**SOURCE PASSAGE**

··········

The Better Commit Policy app records its internal activities to a so-called log. The log helps you to understand the activity of the app when diagnosing problems.

Viewing the log

The Better Commit Policy app writes its own log lines to the Bitbucket log:

  1. Find the logfile named atlassian-bitbucket.log (see the guide by Atlassian).
  2. Search for the text "com.midori" to find the lines written by Better Commit Policy.
  3. If you can't see any log line written by the app, check if DEBUG logging is configured correctly, then use the corresponding app function again.

If you can't interpret the log lines you found, report it to our support. We are there to help you!

Configuring logging

When investigating a run-time problem, you may need to increase the logging level for the Better Commit Policy app. Doing so, it will write more details about what it does to the log, which helps you understand the problem.

How to enable DEBUG-level logging

To turn on DEBUG logging via the Bitbucket REST API without stopping Bitbucket:

  1. Open an operating system console (command-line).
  2. Execute this command (using the proper parameters):
    curl -u <admin_username>:<admin_password> -v -X PUT -d "" -H "Content-Type: application/json" <bitbucket_base_url>/rest/api/latest/logs/logger/com.midori/debug
  3. Check if a line like this appears in the Bitbucket log:
    2019-09-10 16:15:31,768 WARN  [hz.hazelcast.event-3]  com.midori Switching to log level [debug]

Alternatively, to increase the logging level permanently (i.e. even if Bitbucket gets restarted later):

  1. Stop Bitbucket.
  2. Edit the $BITBUCKET_HOME_DIRECTORY/shared/bitbucket.properties file (create the file if it doesn't exist yet).
  3. Add the following line and save:
    logging.logger.com.midori=DEBUG
  4. Start Bitbucket.

Now execute the app function that you think fails, then check the log for the details.

Typical problems and their solutions

My push is rejected with the message "Too many commits found, retry with smaller data! (max. 1000 accepted in one batch)"

You're likely trying to push (or merge) an unexpectedly large number of commits in one go.

Solution 1: Push the changeset in multiple parts

The app is designed to strictly verify every single commit before accepting it. In order to keep the server stable, it imposes a limit of 1000 for the number of commits that are processed in one push.

The solution is simply splitting the "mega-push" into multiple smaller pushes, each containing max. 1000 commits. As explained in this article, Git allows pushing commits up to a certain commit (defined by its hash). If you have e.g. 2500 commits to push, you can use this method to split those to 3 separate batches.

··········

[Stored data entries]
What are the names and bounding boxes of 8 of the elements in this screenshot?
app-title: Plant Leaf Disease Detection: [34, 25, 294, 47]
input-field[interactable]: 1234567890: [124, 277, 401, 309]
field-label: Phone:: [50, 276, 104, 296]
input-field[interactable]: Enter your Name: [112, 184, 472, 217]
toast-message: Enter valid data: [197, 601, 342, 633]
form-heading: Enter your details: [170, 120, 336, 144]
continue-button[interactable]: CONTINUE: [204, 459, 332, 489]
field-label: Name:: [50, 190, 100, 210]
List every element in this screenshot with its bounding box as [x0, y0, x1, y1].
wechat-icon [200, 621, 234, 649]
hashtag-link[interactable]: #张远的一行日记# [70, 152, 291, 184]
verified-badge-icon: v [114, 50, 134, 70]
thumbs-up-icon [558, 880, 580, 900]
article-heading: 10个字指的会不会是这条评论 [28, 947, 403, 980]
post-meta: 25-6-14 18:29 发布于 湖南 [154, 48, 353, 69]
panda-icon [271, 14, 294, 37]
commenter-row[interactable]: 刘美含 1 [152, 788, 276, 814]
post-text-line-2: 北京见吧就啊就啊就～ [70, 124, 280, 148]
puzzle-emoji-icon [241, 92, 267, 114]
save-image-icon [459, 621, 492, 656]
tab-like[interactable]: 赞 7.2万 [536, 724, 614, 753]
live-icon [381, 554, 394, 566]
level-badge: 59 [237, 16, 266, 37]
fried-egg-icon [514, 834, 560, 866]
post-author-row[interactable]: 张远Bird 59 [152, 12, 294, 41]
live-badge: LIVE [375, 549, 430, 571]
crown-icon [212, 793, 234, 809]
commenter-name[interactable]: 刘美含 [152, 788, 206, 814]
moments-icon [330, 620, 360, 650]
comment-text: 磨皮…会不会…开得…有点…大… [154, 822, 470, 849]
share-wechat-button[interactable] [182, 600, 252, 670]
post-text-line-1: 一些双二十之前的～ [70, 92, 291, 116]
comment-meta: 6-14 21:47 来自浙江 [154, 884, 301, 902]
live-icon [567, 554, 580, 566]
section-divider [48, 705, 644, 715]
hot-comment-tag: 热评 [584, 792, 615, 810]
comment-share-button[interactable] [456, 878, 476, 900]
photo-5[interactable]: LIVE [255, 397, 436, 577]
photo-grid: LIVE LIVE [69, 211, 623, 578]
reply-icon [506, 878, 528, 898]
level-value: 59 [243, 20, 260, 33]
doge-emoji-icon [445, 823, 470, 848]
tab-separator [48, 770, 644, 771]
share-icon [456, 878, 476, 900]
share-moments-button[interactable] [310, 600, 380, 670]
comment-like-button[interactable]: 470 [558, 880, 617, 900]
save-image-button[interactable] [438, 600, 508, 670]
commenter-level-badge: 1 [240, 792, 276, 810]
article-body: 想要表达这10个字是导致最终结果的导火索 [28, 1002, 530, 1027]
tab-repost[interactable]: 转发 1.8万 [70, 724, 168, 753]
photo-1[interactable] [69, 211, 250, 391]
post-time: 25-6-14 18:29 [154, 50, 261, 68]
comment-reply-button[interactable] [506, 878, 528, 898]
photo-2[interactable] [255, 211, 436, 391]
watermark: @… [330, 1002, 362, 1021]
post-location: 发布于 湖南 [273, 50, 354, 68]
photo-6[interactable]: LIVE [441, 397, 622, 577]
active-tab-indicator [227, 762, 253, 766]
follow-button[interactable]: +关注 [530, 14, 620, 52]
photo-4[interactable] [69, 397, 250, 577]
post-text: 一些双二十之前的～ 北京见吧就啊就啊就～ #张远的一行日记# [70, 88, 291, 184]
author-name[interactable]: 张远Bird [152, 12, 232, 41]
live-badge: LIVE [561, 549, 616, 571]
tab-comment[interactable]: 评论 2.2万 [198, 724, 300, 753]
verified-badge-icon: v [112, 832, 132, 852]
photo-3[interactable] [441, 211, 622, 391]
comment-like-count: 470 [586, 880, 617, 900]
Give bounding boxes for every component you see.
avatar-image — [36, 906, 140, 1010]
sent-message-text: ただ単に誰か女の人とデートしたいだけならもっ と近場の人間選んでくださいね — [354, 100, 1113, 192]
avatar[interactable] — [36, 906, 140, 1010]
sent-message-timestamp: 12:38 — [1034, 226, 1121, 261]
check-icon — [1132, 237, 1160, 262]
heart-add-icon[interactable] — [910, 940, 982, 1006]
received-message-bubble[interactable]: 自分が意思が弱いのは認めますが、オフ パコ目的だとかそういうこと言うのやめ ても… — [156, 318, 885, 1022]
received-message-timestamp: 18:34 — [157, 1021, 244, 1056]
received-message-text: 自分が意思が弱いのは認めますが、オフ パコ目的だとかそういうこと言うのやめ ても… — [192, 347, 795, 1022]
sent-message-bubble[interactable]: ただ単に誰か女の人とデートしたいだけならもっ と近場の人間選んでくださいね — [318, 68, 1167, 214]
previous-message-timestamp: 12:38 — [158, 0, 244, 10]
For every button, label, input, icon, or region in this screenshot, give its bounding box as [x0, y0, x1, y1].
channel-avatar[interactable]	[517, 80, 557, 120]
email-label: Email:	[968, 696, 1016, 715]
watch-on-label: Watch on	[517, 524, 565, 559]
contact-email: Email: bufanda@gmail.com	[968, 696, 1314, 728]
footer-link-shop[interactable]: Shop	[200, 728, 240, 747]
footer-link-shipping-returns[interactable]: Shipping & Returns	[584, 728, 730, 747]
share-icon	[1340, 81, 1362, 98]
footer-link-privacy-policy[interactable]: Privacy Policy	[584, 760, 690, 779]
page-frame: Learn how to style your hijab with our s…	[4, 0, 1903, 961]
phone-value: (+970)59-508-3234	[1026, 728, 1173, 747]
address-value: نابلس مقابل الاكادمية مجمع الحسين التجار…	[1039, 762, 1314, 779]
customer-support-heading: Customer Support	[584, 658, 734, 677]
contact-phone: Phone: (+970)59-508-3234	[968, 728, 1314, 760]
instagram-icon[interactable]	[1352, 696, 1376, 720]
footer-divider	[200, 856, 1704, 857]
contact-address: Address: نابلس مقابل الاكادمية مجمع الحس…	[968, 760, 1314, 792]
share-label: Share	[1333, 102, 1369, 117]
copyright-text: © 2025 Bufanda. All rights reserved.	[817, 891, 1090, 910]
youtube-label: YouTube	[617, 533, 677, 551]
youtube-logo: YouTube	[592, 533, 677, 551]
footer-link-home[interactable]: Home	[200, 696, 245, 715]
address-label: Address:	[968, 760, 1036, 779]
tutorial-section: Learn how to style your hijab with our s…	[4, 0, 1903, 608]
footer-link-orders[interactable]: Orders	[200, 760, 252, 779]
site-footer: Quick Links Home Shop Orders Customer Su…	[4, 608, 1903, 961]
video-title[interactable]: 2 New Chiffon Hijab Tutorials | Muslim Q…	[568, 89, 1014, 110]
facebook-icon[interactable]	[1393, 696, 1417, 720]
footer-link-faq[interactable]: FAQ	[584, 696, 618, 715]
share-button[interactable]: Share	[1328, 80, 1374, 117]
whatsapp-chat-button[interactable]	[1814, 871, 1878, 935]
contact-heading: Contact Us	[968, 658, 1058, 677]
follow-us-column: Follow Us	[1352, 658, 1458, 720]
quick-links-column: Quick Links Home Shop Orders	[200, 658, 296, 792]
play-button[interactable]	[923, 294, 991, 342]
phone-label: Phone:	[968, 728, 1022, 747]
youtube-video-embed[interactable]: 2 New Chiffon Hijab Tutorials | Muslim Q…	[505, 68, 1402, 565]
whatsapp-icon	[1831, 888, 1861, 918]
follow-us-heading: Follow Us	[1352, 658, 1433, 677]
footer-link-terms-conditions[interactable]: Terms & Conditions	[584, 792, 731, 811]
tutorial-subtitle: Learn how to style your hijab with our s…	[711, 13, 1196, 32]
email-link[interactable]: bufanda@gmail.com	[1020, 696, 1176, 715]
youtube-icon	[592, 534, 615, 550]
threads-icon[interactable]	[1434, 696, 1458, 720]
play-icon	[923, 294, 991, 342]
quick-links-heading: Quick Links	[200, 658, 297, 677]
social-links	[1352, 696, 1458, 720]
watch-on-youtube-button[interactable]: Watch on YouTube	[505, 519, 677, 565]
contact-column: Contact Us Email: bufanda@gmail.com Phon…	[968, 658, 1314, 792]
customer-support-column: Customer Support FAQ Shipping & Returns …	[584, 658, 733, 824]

··········

**INSTRUCTIONS FOR THE TASK**
Retype the logging guide's text exactly, everything from "The Better Commit Policy app records" down to "app function again.".

**RESPONSE AREA**
The Better Commit Policy app records its internal activities to a so-called log. The log helps you to understand the activity of the app when diagnosing problems.

Viewing the log

The Better Commit Policy app writes its own log lines to the Bitbucket log:

  1. Find the logfile named atlassian-bitbucket.log (see the guide by Atlassian).
  2. Search for the text "com.midori" to find the lines written by Better Commit Policy.
  3. If you can't see any log line written by the app, check if DEBUG logging is configured correctly, then use the corresponding app function again.